- _Task directions_:
Repeat the material exactly as it appears.

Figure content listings
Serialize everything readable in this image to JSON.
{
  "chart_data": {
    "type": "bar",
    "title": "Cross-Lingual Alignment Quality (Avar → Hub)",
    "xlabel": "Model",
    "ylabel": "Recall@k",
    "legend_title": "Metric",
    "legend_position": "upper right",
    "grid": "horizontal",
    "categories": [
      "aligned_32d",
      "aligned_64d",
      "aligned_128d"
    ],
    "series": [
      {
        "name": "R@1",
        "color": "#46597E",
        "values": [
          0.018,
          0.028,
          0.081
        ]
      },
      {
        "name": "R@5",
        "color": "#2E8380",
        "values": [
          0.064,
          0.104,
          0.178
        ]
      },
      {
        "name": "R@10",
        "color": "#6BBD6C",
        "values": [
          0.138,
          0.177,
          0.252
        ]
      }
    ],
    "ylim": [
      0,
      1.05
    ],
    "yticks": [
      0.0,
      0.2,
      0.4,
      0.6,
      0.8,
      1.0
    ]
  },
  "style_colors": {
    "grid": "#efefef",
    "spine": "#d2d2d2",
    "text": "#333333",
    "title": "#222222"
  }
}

- _Solution to this problem_:
Serialize everything readable in this image to JSON.
{
  "chart_data": {
    "type": "bar",
    "title": "Cross-Lingual Alignment Quality (Avar → Hub)",
    "xlabel": "Model",
    "ylabel": "Recall@k",
    "legend_title": "Metric",
    "legend_position": "upper right",
    "grid": "horizontal",
    "categories": [
      "aligned_32d",
      "aligned_64d",
      "aligned_128d"
    ],
    "series": [
      {
        "name": "R@1",
        "color": "#46597E",
        "values": [
          0.018,
          0.028,
          0.081
        ]
      },
      {
        "name": "R@5",
        "color": "#2E8380",
        "values": [
          0.064,
          0.104,
          0.178
        ]
      },
      {
        "name": "R@10",
        "color": "#6BBD6C",
        "values": [
          0.138,
          0.177,
          0.252
        ]
      }
    ],
    "ylim": [
      0,
      1.05
    ],
    "yticks": [
      0.0,
      0.2,
      0.4,
      0.6,
      0.8,
      1.0
    ]
  },
  "style_colors": {
    "grid": "#efefef",
    "spine": "#d2d2d2",
    "text": "#333333",
    "title": "#222222"
  }
}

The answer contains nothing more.